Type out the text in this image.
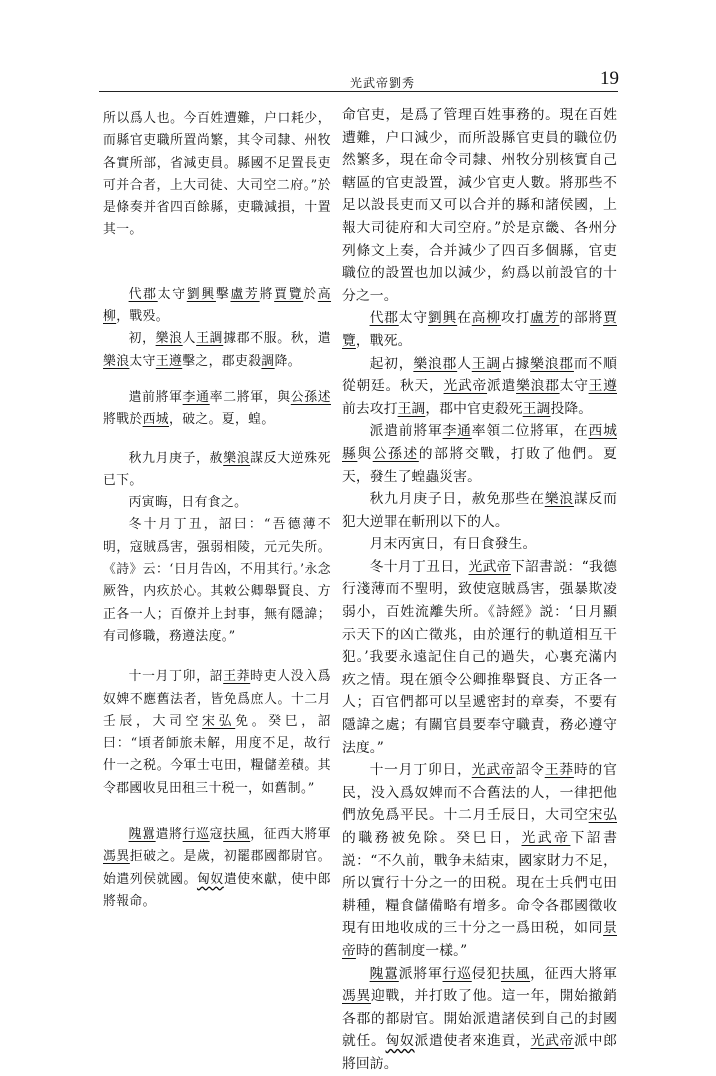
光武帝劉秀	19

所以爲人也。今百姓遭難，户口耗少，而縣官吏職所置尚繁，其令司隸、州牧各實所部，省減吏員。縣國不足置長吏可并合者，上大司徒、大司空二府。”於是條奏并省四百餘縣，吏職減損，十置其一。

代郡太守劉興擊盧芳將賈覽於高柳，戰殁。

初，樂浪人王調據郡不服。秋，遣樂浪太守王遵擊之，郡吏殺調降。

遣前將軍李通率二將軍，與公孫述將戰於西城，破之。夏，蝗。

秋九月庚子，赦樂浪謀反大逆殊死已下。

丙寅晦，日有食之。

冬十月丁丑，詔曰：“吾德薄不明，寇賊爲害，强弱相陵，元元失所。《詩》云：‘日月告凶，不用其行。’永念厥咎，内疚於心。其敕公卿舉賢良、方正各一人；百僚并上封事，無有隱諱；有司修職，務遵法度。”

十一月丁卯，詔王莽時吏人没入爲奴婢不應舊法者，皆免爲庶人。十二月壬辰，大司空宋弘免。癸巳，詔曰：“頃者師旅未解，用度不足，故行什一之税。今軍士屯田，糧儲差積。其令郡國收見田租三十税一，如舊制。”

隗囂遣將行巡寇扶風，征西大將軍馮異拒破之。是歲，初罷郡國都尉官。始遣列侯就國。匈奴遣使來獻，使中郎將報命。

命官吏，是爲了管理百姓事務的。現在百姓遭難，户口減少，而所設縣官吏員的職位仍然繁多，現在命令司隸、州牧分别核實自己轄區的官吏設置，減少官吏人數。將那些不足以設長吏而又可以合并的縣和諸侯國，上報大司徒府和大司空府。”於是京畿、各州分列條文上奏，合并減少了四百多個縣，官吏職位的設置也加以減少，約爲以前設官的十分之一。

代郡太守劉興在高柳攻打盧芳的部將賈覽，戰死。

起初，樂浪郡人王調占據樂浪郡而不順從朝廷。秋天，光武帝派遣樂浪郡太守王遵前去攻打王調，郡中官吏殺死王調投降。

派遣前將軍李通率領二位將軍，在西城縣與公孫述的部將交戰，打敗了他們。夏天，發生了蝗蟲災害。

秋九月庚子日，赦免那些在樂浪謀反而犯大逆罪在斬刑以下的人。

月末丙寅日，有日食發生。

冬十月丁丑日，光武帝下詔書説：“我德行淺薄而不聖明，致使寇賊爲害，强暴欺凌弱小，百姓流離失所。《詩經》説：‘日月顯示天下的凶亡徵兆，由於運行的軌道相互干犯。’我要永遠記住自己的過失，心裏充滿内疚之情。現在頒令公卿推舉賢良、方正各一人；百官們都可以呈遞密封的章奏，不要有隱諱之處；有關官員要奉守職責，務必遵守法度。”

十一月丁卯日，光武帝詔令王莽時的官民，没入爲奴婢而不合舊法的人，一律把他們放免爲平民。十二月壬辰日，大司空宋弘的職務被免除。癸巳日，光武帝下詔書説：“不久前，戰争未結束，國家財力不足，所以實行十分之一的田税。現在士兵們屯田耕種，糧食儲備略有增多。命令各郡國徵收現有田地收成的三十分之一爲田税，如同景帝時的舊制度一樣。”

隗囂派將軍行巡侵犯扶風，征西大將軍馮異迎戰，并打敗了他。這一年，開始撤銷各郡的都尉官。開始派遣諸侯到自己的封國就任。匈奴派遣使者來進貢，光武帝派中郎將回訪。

————————

In the lines above, find each one with "方正各一人" and list it.

## Result of the task
冬十月丁丑，詔曰：“吾德薄不明，寇賊爲害，强弱相陵，元元失所。《詩》云：‘日月告凶，不用其行。’永念厥咎，内疚於心。其敕公卿舉賢良、方正各一人；百僚并上封事，無有隱諱；有司修職，務遵法度。”
冬十月丁丑日，光武帝下詔書説：“我德行淺薄而不聖明，致使寇賊爲害，强暴欺凌弱小，百姓流離失所。《詩經》説：‘日月顯示天下的凶亡徵兆，由於運行的軌道相互干犯。’我要永遠記住自己的過失，心裏充滿内疚之情。現在頒令公卿推舉賢良、方正各一人；百官們都可以呈遞密封的章奏，不要有隱諱之處；有關官員要奉守職責，務必遵守法度。”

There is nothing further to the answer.